* _Aim_:
Keep the pictures out of the copy and repeat the records exactly.

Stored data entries
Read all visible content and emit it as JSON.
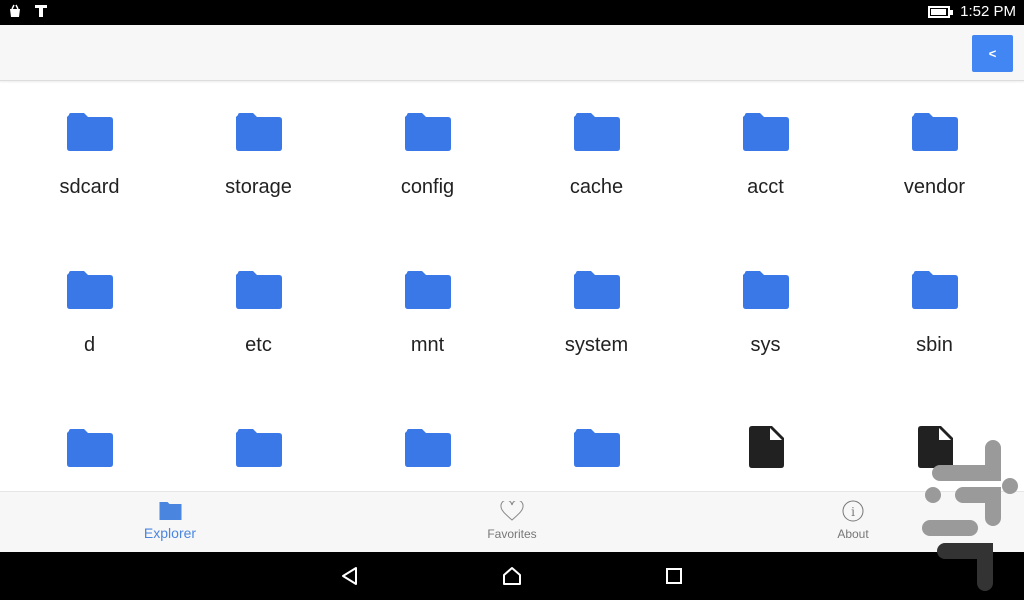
{
  "status_bar": {
    "time": "1:52 PM",
    "battery_level": 0.8,
    "notification_icons": [
      "bag-icon",
      "text-t-icon"
    ]
  },
  "toolbar": {
    "back_label": "<"
  },
  "colors": {
    "accent": "#4286f4",
    "folder": "#3b78e7",
    "file": "#212121"
  },
  "files": [
    {
      "name": "sdcard",
      "type": "folder"
    },
    {
      "name": "storage",
      "type": "folder"
    },
    {
      "name": "config",
      "type": "folder"
    },
    {
      "name": "cache",
      "type": "folder"
    },
    {
      "name": "acct",
      "type": "folder"
    },
    {
      "name": "vendor",
      "type": "folder"
    },
    {
      "name": "d",
      "type": "folder"
    },
    {
      "name": "etc",
      "type": "folder"
    },
    {
      "name": "mnt",
      "type": "folder"
    },
    {
      "name": "system",
      "type": "folder"
    },
    {
      "name": "sys",
      "type": "folder"
    },
    {
      "name": "sbin",
      "type": "folder"
    },
    {
      "name": "",
      "type": "folder"
    },
    {
      "name": "",
      "type": "folder"
    },
    {
      "name": "",
      "type": "folder"
    },
    {
      "name": "",
      "type": "folder"
    },
    {
      "name": "",
      "type": "file"
    },
    {
      "name": "",
      "type": "file"
    }
  ],
  "bottom_nav": {
    "items": [
      {
        "label": "Explorer",
        "icon": "folder-icon",
        "active": true
      },
      {
        "label": "Favorites",
        "icon": "heart-icon",
        "active": false
      },
      {
        "label": "About",
        "icon": "info-icon",
        "active": false
      }
    ]
  },
  "system_nav": {
    "buttons": [
      "back",
      "home",
      "recents"
    ]
  }
}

* _Answer to this exercise_:
Read all visible content and emit it as JSON.
{
  "status_bar": {
    "time": "1:52 PM",
    "battery_level": 0.8,
    "notification_icons": [
      "bag-icon",
      "text-t-icon"
    ]
  },
  "toolbar": {
    "back_label": "<"
  },
  "colors": {
    "accent": "#4286f4",
    "folder": "#3b78e7",
    "file": "#212121"
  },
  "files": [
    {
      "name": "sdcard",
      "type": "folder"
    },
    {
      "name": "storage",
      "type": "folder"
    },
    {
      "name": "config",
      "type": "folder"
    },
    {
      "name": "cache",
      "type": "folder"
    },
    {
      "name": "acct",
      "type": "folder"
    },
    {
      "name": "vendor",
      "type": "folder"
    },
    {
      "name": "d",
      "type": "folder"
    },
    {
      "name": "etc",
      "type": "folder"
    },
    {
      "name": "mnt",
      "type": "folder"
    },
    {
      "name": "system",
      "type": "folder"
    },
    {
      "name": "sys",
      "type": "folder"
    },
    {
      "name": "sbin",
      "type": "folder"
    },
    {
      "name": "",
      "type": "folder"
    },
    {
      "name": "",
      "type": "folder"
    },
    {
      "name": "",
      "type": "folder"
    },
    {
      "name": "",
      "type": "folder"
    },
    {
      "name": "",
      "type": "file"
    },
    {
      "name": "",
      "type": "file"
    }
  ],
  "bottom_nav": {
    "items": [
      {
        "label": "Explorer",
        "icon": "folder-icon",
        "active": true
      },
      {
        "label": "Favorites",
        "icon": "heart-icon",
        "active": false
      },
      {
        "label": "About",
        "icon": "info-icon",
        "active": false
      }
    ]
  },
  "system_nav": {
    "buttons": [
      "back",
      "home",
      "recents"
    ]
  }
}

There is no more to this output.